## Items

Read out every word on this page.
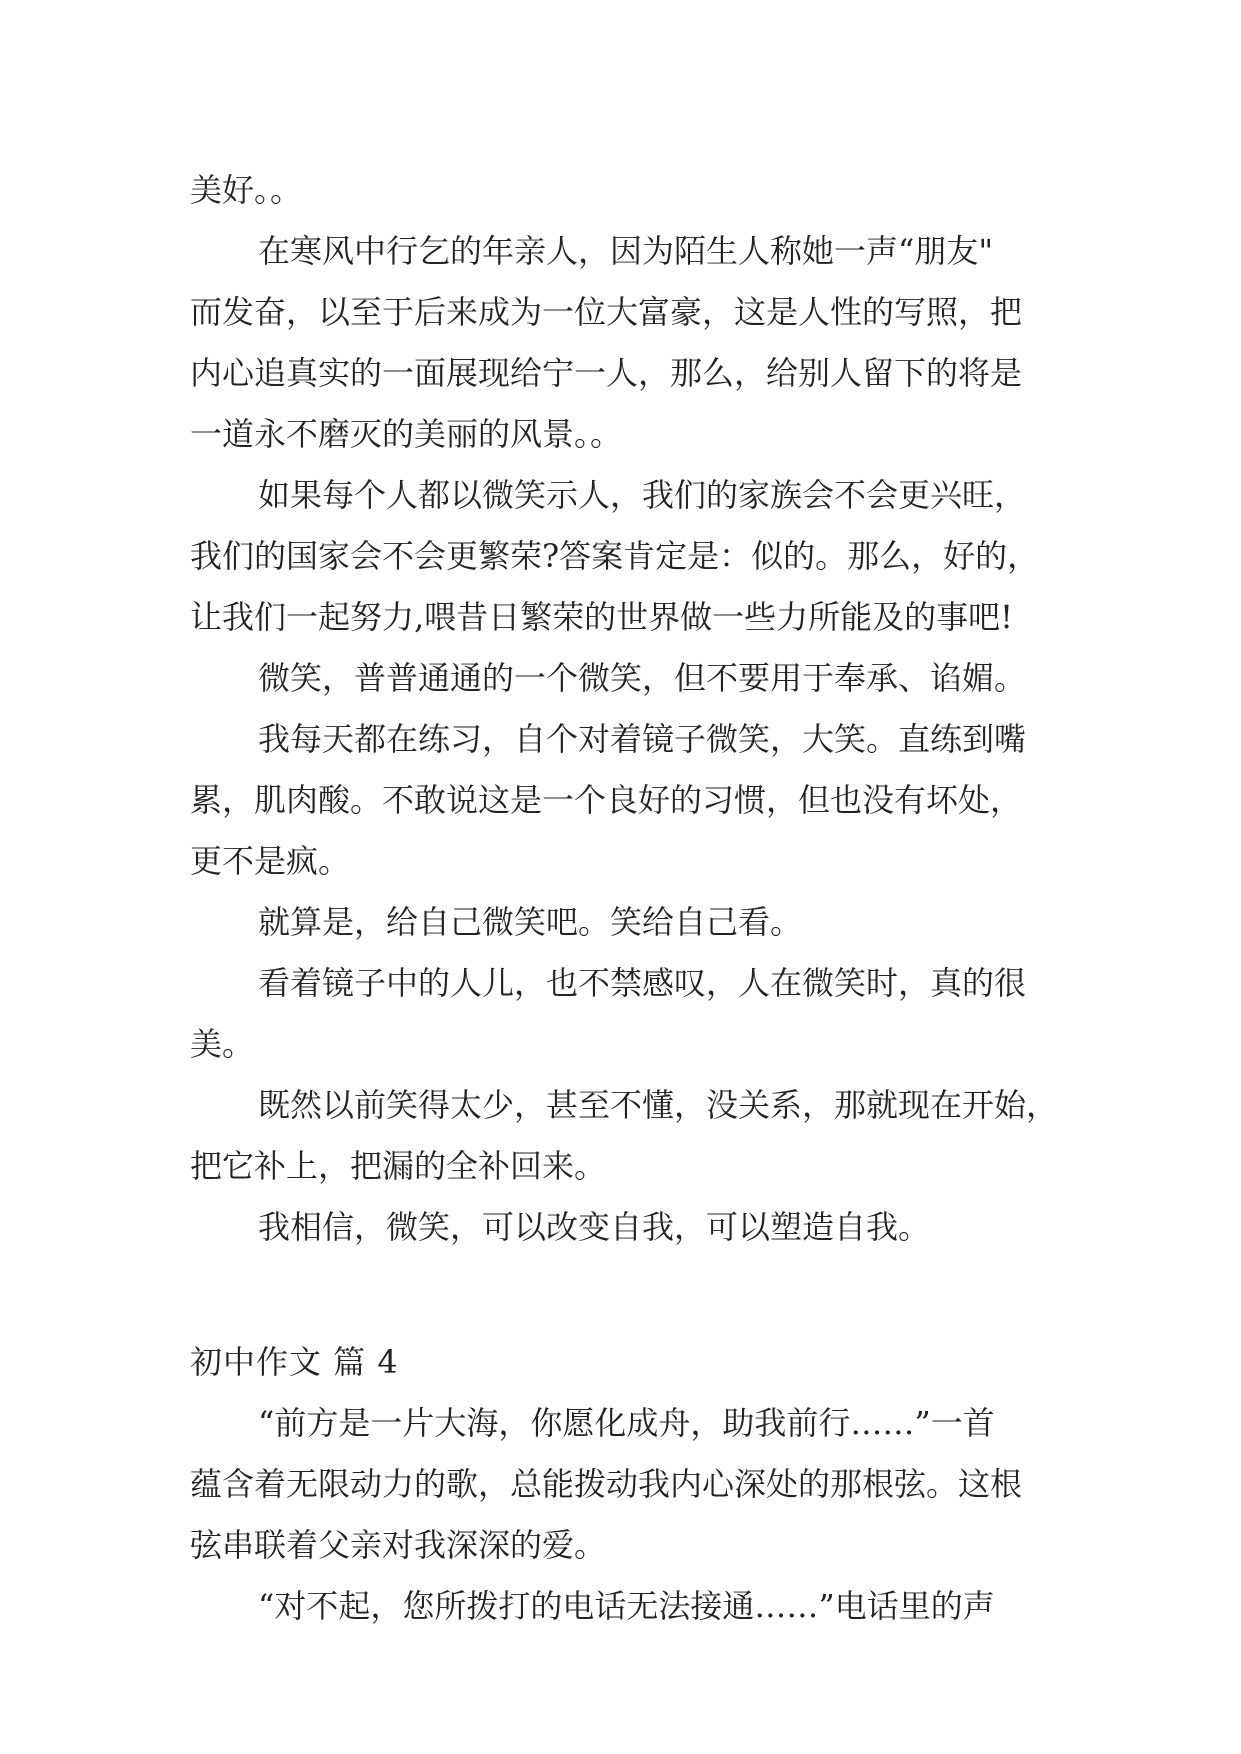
美好。。
在寒风中行乞的年亲人，因为陌生人称她一声“朋友"
而发奋，以至于后来成为一位大富豪，这是人性的写照，把
内心追真实的一面展现给宁一人，那么，给别人留下的将是
一道永不磨灭的美丽的风景。。
如果每个人都以微笑示人，我们的家族会不会更兴旺，
我们的国家会不会更繁荣?答案肯定是：似的。那么，好的，
让我们一起努力,喂昔日繁荣的世界做一些力所能及的事吧!
微笑，普普通通的一个微笑，但不要用于奉承、谄媚。
我每天都在练习，自个对着镜子微笑，大笑。直练到嘴
累，肌肉酸。不敢说这是一个良好的习惯，但也没有坏处，
更不是疯。
就算是，给自己微笑吧。笑给自己看。
看着镜子中的人儿，也不禁感叹，人在微笑时，真的很
美。
既然以前笑得太少，甚至不懂，没关系，那就现在开始，
把它补上，把漏的全补回来。
我相信，微笑，可以改变自我，可以塑造自我。
初中作文 篇 4
“前方是一片大海，你愿化成舟，助我前行……”一首
蕴含着无限动力的歌，总能拨动我内心深处的那根弦。这根
弦串联着父亲对我深深的爱。
“对不起，您所拨打的电话无法接通……”电话里的声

## Set task
Reproduce all entries without any change, and omit the pictures.

## Exercise output
Read out every word on this page.
美好。。
在寒风中行乞的年亲人，因为陌生人称她一声“朋友"
而发奋，以至于后来成为一位大富豪，这是人性的写照，把
内心追真实的一面展现给宁一人，那么，给别人留下的将是
一道永不磨灭的美丽的风景。。
如果每个人都以微笑示人，我们的家族会不会更兴旺，
我们的国家会不会更繁荣?答案肯定是：似的。那么，好的，
让我们一起努力,喂昔日繁荣的世界做一些力所能及的事吧!
微笑，普普通通的一个微笑，但不要用于奉承、谄媚。
我每天都在练习，自个对着镜子微笑，大笑。直练到嘴
累，肌肉酸。不敢说这是一个良好的习惯，但也没有坏处，
更不是疯。
就算是，给自己微笑吧。笑给自己看。
看着镜子中的人儿，也不禁感叹，人在微笑时，真的很
美。
既然以前笑得太少，甚至不懂，没关系，那就现在开始，
把它补上，把漏的全补回来。
我相信，微笑，可以改变自我，可以塑造自我。
初中作文 篇 4
“前方是一片大海，你愿化成舟，助我前行……”一首
蕴含着无限动力的歌，总能拨动我内心深处的那根弦。这根
弦串联着父亲对我深深的爱。
“对不起，您所拨打的电话无法接通……”电话里的声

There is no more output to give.